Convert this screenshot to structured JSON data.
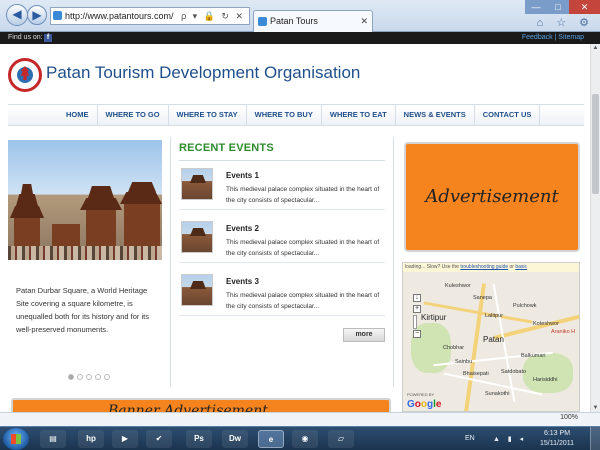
{
  "browser": {
    "address": "http://www.patantours.com/",
    "address_tools": "ρ ▾ 🔒 ↻ ✕",
    "tab_title": "Patan Tours",
    "tab_close": "✕",
    "window_controls": {
      "minimize": "—",
      "maximize": "□",
      "close": "✕"
    },
    "right_icons": "⌂ ☆ ⚙",
    "back_glyph": "◀",
    "forward_glyph": "▶",
    "zoom_level": "100%"
  },
  "topbar": {
    "find_us": "Find us on:",
    "facebook_glyph": "f",
    "links": "Feedback | Sitemap"
  },
  "header": {
    "title": "Patan Tourism Development Organisation"
  },
  "nav": {
    "items": [
      "HOME",
      "WHERE TO GO",
      "WHERE TO STAY",
      "WHERE TO BUY",
      "WHERE TO EAT",
      "NEWS & EVENTS",
      "CONTACT US"
    ]
  },
  "hero": {
    "caption": "Patan Durbar Square, a World Heritage Site covering a square kilometre, is unequalled both for its history and for its well-preserved monuments."
  },
  "events": {
    "heading": "RECENT EVENTS",
    "items": [
      {
        "title": "Events 1",
        "desc": "This medieval palace complex situated in the heart of the city consists of spectacular..."
      },
      {
        "title": "Events 2",
        "desc": "This medieval palace complex situated in the heart of the city consists of spectacular..."
      },
      {
        "title": "Events 3",
        "desc": "This medieval palace complex situated in the heart of the city consists of spectacular..."
      }
    ],
    "more_label": "more"
  },
  "ad": {
    "text": "Advertisement",
    "bottom_text": "Banner Advertisement"
  },
  "map": {
    "note_prefix": "loading... Slow? Use the ",
    "note_link1": "troubleshooting guide",
    "note_mid": " or ",
    "note_link2": "basic",
    "labels": {
      "kuleshwor": "Kuleshwor",
      "lalitpur": "Lalitpur",
      "kirtipur": "Kirtipur",
      "patan": "Patan",
      "bhaisepati": "Bhaisepati",
      "sainbu": "Sainbu",
      "satdobato": "Satdobato",
      "sunakothi": "Sunakothi",
      "kotesshwor": "Koteshwor",
      "ararilo": "Araniko H",
      "chobar": "Chobhar",
      "sanepa": "Sanepa",
      "pulchowk": "Pulchowk",
      "harisiddhi": "Harisiddhi",
      "balkumari": "Balkumari"
    },
    "powered": "POWERED BY",
    "google": [
      "G",
      "o",
      "o",
      "g",
      "l",
      "e"
    ]
  },
  "taskbar": {
    "lang": "EN",
    "time": "6:13 PM",
    "date": "15/11/2011",
    "apps": [
      {
        "name": "folder",
        "glyph": "▤"
      },
      {
        "name": "hp",
        "glyph": "hp"
      },
      {
        "name": "media",
        "glyph": "▶"
      },
      {
        "name": "tasks",
        "glyph": "✔"
      },
      {
        "name": "photoshop",
        "glyph": "Ps"
      },
      {
        "name": "dreamweaver",
        "glyph": "Dw"
      },
      {
        "name": "ie",
        "glyph": "e"
      },
      {
        "name": "firefox",
        "glyph": "◉"
      },
      {
        "name": "notes",
        "glyph": "▱"
      }
    ]
  }
}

───

_WRITTEN REQUEST_
Repeat the material above in full and unchanged, minus its images.

_FULL RESPONSE_
Convert this screenshot to structured JSON data.
{
  "browser": {
    "address": "http://www.patantours.com/",
    "address_tools": "ρ ▾ 🔒 ↻ ✕",
    "tab_title": "Patan Tours",
    "tab_close": "✕",
    "window_controls": {
      "minimize": "—",
      "maximize": "□",
      "close": "✕"
    },
    "right_icons": "⌂ ☆ ⚙",
    "back_glyph": "◀",
    "forward_glyph": "▶",
    "zoom_level": "100%"
  },
  "topbar": {
    "find_us": "Find us on:",
    "facebook_glyph": "f",
    "links": "Feedback | Sitemap"
  },
  "header": {
    "title": "Patan Tourism Development Organisation"
  },
  "nav": {
    "items": [
      "HOME",
      "WHERE TO GO",
      "WHERE TO STAY",
      "WHERE TO BUY",
      "WHERE TO EAT",
      "NEWS & EVENTS",
      "CONTACT US"
    ]
  },
  "hero": {
    "caption": "Patan Durbar Square, a World Heritage Site covering a square kilometre, is unequalled both for its history and for its well-preserved monuments."
  },
  "events": {
    "heading": "RECENT EVENTS",
    "items": [
      {
        "title": "Events 1",
        "desc": "This medieval palace complex situated in the heart of the city consists of spectacular..."
      },
      {
        "title": "Events 2",
        "desc": "This medieval palace complex situated in the heart of the city consists of spectacular..."
      },
      {
        "title": "Events 3",
        "desc": "This medieval palace complex situated in the heart of the city consists of spectacular..."
      }
    ],
    "more_label": "more"
  },
  "ad": {
    "text": "Advertisement",
    "bottom_text": "Banner Advertisement"
  },
  "map": {
    "note_prefix": "loading... Slow? Use the ",
    "note_link1": "troubleshooting guide",
    "note_mid": " or ",
    "note_link2": "basic",
    "labels": {
      "kuleshwor": "Kuleshwor",
      "lalitpur": "Lalitpur",
      "kirtipur": "Kirtipur",
      "patan": "Patan",
      "bhaisepati": "Bhaisepati",
      "sainbu": "Sainbu",
      "satdobato": "Satdobato",
      "sunakothi": "Sunakothi",
      "kotesshwor": "Koteshwor",
      "ararilo": "Araniko H",
      "chobar": "Chobhar",
      "sanepa": "Sanepa",
      "pulchowk": "Pulchowk",
      "harisiddhi": "Harisiddhi",
      "balkumari": "Balkumari"
    },
    "powered": "POWERED BY",
    "google": [
      "G",
      "o",
      "o",
      "g",
      "l",
      "e"
    ]
  },
  "taskbar": {
    "lang": "EN",
    "time": "6:13 PM",
    "date": "15/11/2011",
    "apps": [
      {
        "name": "folder",
        "glyph": "▤"
      },
      {
        "name": "hp",
        "glyph": "hp"
      },
      {
        "name": "media",
        "glyph": "▶"
      },
      {
        "name": "tasks",
        "glyph": "✔"
      },
      {
        "name": "photoshop",
        "glyph": "Ps"
      },
      {
        "name": "dreamweaver",
        "glyph": "Dw"
      },
      {
        "name": "ie",
        "glyph": "e"
      },
      {
        "name": "firefox",
        "glyph": "◉"
      },
      {
        "name": "notes",
        "glyph": "▱"
      }
    ]
  }
}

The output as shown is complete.